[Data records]
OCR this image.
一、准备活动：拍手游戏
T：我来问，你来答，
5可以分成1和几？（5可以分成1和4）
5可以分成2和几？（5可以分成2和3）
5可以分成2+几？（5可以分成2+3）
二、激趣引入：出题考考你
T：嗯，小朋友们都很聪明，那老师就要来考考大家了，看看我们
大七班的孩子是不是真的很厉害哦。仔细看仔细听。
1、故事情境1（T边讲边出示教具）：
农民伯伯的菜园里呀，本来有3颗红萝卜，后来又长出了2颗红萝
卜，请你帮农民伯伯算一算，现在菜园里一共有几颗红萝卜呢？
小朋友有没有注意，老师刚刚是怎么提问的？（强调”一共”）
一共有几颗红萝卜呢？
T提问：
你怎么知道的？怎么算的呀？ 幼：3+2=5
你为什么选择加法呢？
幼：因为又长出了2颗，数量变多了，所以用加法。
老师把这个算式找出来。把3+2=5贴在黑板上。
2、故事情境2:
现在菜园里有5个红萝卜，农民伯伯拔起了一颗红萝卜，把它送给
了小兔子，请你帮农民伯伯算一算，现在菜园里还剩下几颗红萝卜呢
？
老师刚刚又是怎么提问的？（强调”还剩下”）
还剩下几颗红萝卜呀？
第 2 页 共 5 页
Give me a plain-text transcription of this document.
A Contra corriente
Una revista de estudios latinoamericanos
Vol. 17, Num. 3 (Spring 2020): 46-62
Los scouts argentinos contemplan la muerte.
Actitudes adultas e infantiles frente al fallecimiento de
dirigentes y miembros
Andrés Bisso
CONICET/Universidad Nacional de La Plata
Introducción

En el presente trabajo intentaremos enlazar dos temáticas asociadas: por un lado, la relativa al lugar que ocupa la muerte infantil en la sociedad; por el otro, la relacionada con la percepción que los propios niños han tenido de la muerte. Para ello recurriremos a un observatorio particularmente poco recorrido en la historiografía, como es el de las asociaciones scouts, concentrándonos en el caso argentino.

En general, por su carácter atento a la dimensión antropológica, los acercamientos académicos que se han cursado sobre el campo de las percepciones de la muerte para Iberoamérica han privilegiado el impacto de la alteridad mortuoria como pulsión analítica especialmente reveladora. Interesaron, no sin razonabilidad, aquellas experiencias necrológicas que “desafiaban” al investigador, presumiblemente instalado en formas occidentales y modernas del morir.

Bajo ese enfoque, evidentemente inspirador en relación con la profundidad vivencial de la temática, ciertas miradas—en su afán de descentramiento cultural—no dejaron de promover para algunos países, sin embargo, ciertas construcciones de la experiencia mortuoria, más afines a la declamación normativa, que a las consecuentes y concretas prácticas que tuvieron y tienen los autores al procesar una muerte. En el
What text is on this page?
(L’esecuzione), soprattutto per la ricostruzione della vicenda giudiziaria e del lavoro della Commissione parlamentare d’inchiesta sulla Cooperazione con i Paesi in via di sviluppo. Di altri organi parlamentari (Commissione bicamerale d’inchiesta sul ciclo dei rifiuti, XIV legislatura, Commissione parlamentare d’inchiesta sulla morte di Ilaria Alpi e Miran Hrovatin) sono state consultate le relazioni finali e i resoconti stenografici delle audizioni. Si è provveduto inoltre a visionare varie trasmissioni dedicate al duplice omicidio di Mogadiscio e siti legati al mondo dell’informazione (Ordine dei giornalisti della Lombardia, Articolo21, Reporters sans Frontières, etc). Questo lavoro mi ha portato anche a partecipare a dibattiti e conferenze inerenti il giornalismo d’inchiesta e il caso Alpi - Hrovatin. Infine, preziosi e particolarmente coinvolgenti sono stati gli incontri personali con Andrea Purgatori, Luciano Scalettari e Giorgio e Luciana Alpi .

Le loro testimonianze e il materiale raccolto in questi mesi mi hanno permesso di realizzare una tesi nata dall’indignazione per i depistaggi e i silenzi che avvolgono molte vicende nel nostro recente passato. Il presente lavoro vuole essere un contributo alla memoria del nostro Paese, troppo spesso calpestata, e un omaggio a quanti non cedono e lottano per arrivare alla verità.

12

■ **What to produce**: Repeat the whole listing exactly, keeping every line intact.

■ **Solution to this problem**:
OCR this image.
一、准备活动：拍手游戏
T：我来问，你来答，
5可以分成1和几？（5可以分成1和4）
5可以分成2和几？（5可以分成2和3）
5可以分成2+几？（5可以分成2+3）
二、激趣引入：出题考考你
T：嗯，小朋友们都很聪明，那老师就要来考考大家了，看看我们
大七班的孩子是不是真的很厉害哦。仔细看仔细听。
1、故事情境1（T边讲边出示教具）：
农民伯伯的菜园里呀，本来有3颗红萝卜，后来又长出了2颗红萝
卜，请你帮农民伯伯算一算，现在菜园里一共有几颗红萝卜呢？
小朋友有没有注意，老师刚刚是怎么提问的？（强调”一共”）
一共有几颗红萝卜呢？
T提问：
你怎么知道的？怎么算的呀？ 幼：3+2=5
你为什么选择加法呢？
幼：因为又长出了2颗，数量变多了，所以用加法。
老师把这个算式找出来。把3+2=5贴在黑板上。
2、故事情境2:
现在菜园里有5个红萝卜，农民伯伯拔起了一颗红萝卜，把它送给
了小兔子，请你帮农民伯伯算一算，现在菜园里还剩下几颗红萝卜呢
？
老师刚刚又是怎么提问的？（强调”还剩下”）
还剩下几颗红萝卜呀？
第 2 页 共 5 页
Give me a plain-text transcription of this document.
A Contra corriente
Una revista de estudios latinoamericanos
Vol. 17, Num. 3 (Spring 2020): 46-62
Los scouts argentinos contemplan la muerte.
Actitudes adultas e infantiles frente al fallecimiento de
dirigentes y miembros
Andrés Bisso
CONICET/Universidad Nacional de La Plata
Introducción

En el presente trabajo intentaremos enlazar dos temáticas asociadas: por un lado, la relativa al lugar que ocupa la muerte infantil en la sociedad; por el otro, la relacionada con la percepción que los propios niños han tenido de la muerte. Para ello recurriremos a un observatorio particularmente poco recorrido en la historiografía, como es el de las asociaciones scouts, concentrándonos en el caso argentino.

En general, por su carácter atento a la dimensión antropológica, los acercamientos académicos que se han cursado sobre el campo de las percepciones de la muerte para Iberoamérica han privilegiado el impacto de la alteridad mortuoria como pulsión analítica especialmente reveladora. Interesaron, no sin razonabilidad, aquellas experiencias necrológicas que “desafiaban” al investigador, presumiblemente instalado en formas occidentales y modernas del morir.

Bajo ese enfoque, evidentemente inspirador en relación con la profundidad vivencial de la temática, ciertas miradas—en su afán de descentramiento cultural—no dejaron de promover para algunos países, sin embargo, ciertas construcciones de la experiencia mortuoria, más afines a la declamación normativa, que a las consecuentes y concretas prácticas que tuvieron y tienen los autores al procesar una muerte. En el
What text is on this page?
(L’esecuzione), soprattutto per la ricostruzione della vicenda giudiziaria e del lavoro della Commissione parlamentare d’inchiesta sulla Cooperazione con i Paesi in via di sviluppo. Di altri organi parlamentari (Commissione bicamerale d’inchiesta sul ciclo dei rifiuti, XIV legislatura, Commissione parlamentare d’inchiesta sulla morte di Ilaria Alpi e Miran Hrovatin) sono state consultate le relazioni finali e i resoconti stenografici delle audizioni. Si è provveduto inoltre a visionare varie trasmissioni dedicate al duplice omicidio di Mogadiscio e siti legati al mondo dell’informazione (Ordine dei giornalisti della Lombardia, Articolo21, Reporters sans Frontières, etc). Questo lavoro mi ha portato anche a partecipare a dibattiti e conferenze inerenti il giornalismo d’inchiesta e il caso Alpi - Hrovatin. Infine, preziosi e particolarmente coinvolgenti sono stati gli incontri personali con Andrea Purgatori, Luciano Scalettari e Giorgio e Luciana Alpi .

Le loro testimonianze e il materiale raccolto in questi mesi mi hanno permesso di realizzare una tesi nata dall’indignazione per i depistaggi e i silenzi che avvolgono molte vicende nel nostro recente passato. Il presente lavoro vuole essere un contributo alla memoria del nostro Paese, troppo spesso calpestata, e un omaggio a quanti non cedono e lottano per arrivare alla verità.

12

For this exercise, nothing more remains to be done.